Information provided
----------------------------------------
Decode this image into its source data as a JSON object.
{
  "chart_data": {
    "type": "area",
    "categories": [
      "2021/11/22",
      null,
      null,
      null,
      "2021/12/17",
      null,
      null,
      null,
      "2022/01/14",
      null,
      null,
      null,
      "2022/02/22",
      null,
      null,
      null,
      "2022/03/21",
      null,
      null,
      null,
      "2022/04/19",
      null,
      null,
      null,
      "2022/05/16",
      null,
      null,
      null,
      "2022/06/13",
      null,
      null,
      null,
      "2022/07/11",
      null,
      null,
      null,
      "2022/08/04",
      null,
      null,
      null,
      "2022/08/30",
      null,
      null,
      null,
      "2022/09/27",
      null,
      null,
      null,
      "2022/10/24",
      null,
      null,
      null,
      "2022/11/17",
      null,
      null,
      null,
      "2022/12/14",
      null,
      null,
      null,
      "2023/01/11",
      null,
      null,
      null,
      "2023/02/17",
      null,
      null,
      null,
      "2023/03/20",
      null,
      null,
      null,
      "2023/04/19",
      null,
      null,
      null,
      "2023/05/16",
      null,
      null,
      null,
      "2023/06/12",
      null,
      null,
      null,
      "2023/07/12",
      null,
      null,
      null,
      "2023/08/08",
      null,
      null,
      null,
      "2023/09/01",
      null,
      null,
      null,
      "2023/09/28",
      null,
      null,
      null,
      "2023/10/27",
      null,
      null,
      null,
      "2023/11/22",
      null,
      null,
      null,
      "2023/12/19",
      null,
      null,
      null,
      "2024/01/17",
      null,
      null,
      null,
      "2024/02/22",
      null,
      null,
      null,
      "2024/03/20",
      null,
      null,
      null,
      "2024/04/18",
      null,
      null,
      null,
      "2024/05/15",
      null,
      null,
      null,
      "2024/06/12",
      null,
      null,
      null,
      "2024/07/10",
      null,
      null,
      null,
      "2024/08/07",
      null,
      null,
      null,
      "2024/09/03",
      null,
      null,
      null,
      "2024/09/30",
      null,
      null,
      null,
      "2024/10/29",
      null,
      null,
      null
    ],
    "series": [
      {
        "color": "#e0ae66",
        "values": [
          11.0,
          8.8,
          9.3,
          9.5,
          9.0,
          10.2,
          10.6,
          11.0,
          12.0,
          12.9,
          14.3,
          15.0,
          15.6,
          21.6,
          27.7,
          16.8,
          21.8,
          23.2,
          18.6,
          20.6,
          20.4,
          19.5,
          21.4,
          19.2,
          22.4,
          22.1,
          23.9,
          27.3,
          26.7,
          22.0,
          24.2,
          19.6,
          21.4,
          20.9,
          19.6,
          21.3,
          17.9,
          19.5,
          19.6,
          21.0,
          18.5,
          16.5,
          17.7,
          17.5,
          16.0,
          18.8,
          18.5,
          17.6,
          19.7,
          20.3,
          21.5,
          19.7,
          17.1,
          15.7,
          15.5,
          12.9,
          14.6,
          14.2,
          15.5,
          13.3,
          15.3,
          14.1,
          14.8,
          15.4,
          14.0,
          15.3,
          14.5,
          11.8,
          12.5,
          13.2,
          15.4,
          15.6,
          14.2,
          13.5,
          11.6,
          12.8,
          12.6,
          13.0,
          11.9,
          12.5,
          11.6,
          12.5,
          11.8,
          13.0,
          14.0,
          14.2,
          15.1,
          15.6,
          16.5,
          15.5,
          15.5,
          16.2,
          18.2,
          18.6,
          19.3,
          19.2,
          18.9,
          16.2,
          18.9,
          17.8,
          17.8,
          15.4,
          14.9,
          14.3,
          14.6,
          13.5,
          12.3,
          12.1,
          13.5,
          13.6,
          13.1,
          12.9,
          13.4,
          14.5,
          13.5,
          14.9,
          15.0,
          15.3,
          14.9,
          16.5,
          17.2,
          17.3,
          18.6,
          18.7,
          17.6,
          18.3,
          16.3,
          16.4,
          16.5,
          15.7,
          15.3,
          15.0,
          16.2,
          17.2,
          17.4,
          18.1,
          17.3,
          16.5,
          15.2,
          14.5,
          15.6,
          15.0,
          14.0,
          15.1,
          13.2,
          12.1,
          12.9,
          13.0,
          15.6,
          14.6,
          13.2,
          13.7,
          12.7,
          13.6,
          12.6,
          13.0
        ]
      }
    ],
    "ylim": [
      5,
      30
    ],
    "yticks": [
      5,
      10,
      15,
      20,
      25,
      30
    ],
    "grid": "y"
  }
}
----------------------------------------
What is needed
Copy the entries above exactly, leaving none out.

Output for this exercise
Decode this image into its source data as a JSON object.
{
  "chart_data": {
    "type": "area",
    "categories": [
      "2021/11/22",
      null,
      null,
      null,
      "2021/12/17",
      null,
      null,
      null,
      "2022/01/14",
      null,
      null,
      null,
      "2022/02/22",
      null,
      null,
      null,
      "2022/03/21",
      null,
      null,
      null,
      "2022/04/19",
      null,
      null,
      null,
      "2022/05/16",
      null,
      null,
      null,
      "2022/06/13",
      null,
      null,
      null,
      "2022/07/11",
      null,
      null,
      null,
      "2022/08/04",
      null,
      null,
      null,
      "2022/08/30",
      null,
      null,
      null,
      "2022/09/27",
      null,
      null,
      null,
      "2022/10/24",
      null,
      null,
      null,
      "2022/11/17",
      null,
      null,
      null,
      "2022/12/14",
      null,
      null,
      null,
      "2023/01/11",
      null,
      null,
      null,
      "2023/02/17",
      null,
      null,
      null,
      "2023/03/20",
      null,
      null,
      null,
      "2023/04/19",
      null,
      null,
      null,
      "2023/05/16",
      null,
      null,
      null,
      "2023/06/12",
      null,
      null,
      null,
      "2023/07/12",
      null,
      null,
      null,
      "2023/08/08",
      null,
      null,
      null,
      "2023/09/01",
      null,
      null,
      null,
      "2023/09/28",
      null,
      null,
      null,
      "2023/10/27",
      null,
      null,
      null,
      "2023/11/22",
      null,
      null,
      null,
      "2023/12/19",
      null,
      null,
      null,
      "2024/01/17",
      null,
      null,
      null,
      "2024/02/22",
      null,
      null,
      null,
      "2024/03/20",
      null,
      null,
      null,
      "2024/04/18",
      null,
      null,
      null,
      "2024/05/15",
      null,
      null,
      null,
      "2024/06/12",
      null,
      null,
      null,
      "2024/07/10",
      null,
      null,
      null,
      "2024/08/07",
      null,
      null,
      null,
      "2024/09/03",
      null,
      null,
      null,
      "2024/09/30",
      null,
      null,
      null,
      "2024/10/29",
      null,
      null,
      null
    ],
    "series": [
      {
        "color": "#e0ae66",
        "values": [
          11.0,
          8.8,
          9.3,
          9.5,
          9.0,
          10.2,
          10.6,
          11.0,
          12.0,
          12.9,
          14.3,
          15.0,
          15.6,
          21.6,
          27.7,
          16.8,
          21.8,
          23.2,
          18.6,
          20.6,
          20.4,
          19.5,
          21.4,
          19.2,
          22.4,
          22.1,
          23.9,
          27.3,
          26.7,
          22.0,
          24.2,
          19.6,
          21.4,
          20.9,
          19.6,
          21.3,
          17.9,
          19.5,
          19.6,
          21.0,
          18.5,
          16.5,
          17.7,
          17.5,
          16.0,
          18.8,
          18.5,
          17.6,
          19.7,
          20.3,
          21.5,
          19.7,
          17.1,
          15.7,
          15.5,
          12.9,
          14.6,
          14.2,
          15.5,
          13.3,
          15.3,
          14.1,
          14.8,
          15.4,
          14.0,
          15.3,
          14.5,
          11.8,
          12.5,
          13.2,
          15.4,
          15.6,
          14.2,
          13.5,
          11.6,
          12.8,
          12.6,
          13.0,
          11.9,
          12.5,
          11.6,
          12.5,
          11.8,
          13.0,
          14.0,
          14.2,
          15.1,
          15.6,
          16.5,
          15.5,
          15.5,
          16.2,
          18.2,
          18.6,
          19.3,
          19.2,
          18.9,
          16.2,
          18.9,
          17.8,
          17.8,
          15.4,
          14.9,
          14.3,
          14.6,
          13.5,
          12.3,
          12.1,
          13.5,
          13.6,
          13.1,
          12.9,
          13.4,
          14.5,
          13.5,
          14.9,
          15.0,
          15.3,
          14.9,
          16.5,
          17.2,
          17.3,
          18.6,
          18.7,
          17.6,
          18.3,
          16.3,
          16.4,
          16.5,
          15.7,
          15.3,
          15.0,
          16.2,
          17.2,
          17.4,
          18.1,
          17.3,
          16.5,
          15.2,
          14.5,
          15.6,
          15.0,
          14.0,
          15.1,
          13.2,
          12.1,
          12.9,
          13.0,
          15.6,
          14.6,
          13.2,
          13.7,
          12.7,
          13.6,
          12.6,
          13.0
        ]
      }
    ],
    "ylim": [
      5,
      30
    ],
    "yticks": [
      5,
      10,
      15,
      20,
      25,
      30
    ],
    "grid": "y"
  }
}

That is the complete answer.